> **What you are asked to do**: Return every line of the data below that includes the string "letter".
══════════
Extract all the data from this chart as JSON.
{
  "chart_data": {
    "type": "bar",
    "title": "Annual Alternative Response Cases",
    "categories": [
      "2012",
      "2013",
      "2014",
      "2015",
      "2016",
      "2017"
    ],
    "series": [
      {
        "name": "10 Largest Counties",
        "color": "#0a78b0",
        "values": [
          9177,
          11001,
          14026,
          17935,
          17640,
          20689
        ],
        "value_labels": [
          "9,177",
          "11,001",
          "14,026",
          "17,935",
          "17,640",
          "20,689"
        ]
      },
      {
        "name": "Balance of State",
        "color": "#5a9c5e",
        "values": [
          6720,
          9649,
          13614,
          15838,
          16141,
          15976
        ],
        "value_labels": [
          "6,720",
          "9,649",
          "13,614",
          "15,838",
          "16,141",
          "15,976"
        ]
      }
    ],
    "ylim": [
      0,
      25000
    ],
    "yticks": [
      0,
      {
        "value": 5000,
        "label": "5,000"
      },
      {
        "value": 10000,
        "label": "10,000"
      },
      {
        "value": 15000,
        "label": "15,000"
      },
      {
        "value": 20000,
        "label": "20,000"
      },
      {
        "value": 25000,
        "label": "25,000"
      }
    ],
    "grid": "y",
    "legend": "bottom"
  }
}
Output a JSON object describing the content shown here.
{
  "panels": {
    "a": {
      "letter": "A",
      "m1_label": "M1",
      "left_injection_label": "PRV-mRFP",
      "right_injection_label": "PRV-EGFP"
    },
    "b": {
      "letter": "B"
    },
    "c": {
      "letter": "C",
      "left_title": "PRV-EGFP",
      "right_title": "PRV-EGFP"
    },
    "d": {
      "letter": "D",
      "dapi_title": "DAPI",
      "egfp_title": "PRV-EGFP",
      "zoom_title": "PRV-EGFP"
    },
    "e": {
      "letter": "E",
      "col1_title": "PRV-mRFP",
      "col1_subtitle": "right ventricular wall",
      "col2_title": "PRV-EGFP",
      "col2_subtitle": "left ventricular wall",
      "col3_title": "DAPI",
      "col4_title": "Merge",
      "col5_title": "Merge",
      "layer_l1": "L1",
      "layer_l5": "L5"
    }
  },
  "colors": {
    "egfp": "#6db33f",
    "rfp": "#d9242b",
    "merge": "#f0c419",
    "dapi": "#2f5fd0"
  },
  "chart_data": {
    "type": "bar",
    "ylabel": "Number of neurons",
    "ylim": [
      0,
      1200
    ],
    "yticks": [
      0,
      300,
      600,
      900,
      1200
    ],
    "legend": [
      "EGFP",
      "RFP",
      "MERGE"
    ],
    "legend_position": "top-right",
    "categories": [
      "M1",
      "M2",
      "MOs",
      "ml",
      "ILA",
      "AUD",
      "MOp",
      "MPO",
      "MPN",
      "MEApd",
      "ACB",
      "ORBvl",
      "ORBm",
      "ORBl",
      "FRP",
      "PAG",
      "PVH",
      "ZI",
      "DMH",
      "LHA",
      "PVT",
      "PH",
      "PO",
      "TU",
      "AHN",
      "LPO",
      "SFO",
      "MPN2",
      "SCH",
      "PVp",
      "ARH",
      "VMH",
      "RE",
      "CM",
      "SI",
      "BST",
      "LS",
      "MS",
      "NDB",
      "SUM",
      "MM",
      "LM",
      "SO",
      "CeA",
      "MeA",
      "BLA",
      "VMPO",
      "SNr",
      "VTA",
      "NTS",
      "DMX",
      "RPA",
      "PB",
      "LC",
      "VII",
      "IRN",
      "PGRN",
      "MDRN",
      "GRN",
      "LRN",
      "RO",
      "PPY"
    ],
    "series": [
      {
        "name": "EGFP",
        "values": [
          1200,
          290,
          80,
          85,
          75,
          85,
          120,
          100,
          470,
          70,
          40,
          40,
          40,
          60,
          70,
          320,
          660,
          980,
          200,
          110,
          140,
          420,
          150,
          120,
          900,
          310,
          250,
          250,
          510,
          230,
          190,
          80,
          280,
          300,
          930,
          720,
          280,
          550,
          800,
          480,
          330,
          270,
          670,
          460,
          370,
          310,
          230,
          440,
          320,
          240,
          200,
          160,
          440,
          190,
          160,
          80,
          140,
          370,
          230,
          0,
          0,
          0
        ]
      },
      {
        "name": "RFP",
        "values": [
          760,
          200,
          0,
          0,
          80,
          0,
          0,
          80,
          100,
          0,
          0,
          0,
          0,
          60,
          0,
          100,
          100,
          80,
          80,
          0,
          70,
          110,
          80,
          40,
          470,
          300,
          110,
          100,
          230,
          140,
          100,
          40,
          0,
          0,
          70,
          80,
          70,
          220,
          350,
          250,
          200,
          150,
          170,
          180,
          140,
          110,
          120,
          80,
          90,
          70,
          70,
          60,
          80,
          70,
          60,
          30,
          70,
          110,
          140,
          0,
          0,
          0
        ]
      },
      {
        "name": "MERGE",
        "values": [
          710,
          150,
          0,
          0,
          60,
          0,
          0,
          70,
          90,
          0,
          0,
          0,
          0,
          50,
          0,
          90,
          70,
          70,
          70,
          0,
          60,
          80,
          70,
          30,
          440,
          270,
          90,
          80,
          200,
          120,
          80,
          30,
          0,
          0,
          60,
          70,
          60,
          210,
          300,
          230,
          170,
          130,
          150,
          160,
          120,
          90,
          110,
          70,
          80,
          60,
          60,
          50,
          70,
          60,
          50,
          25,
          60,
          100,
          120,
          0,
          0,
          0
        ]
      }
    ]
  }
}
══════════
> **Reply**:
      "letter": "A",
      "letter": "B"
      "letter": "C",
      "letter": "D",
      "letter": "E",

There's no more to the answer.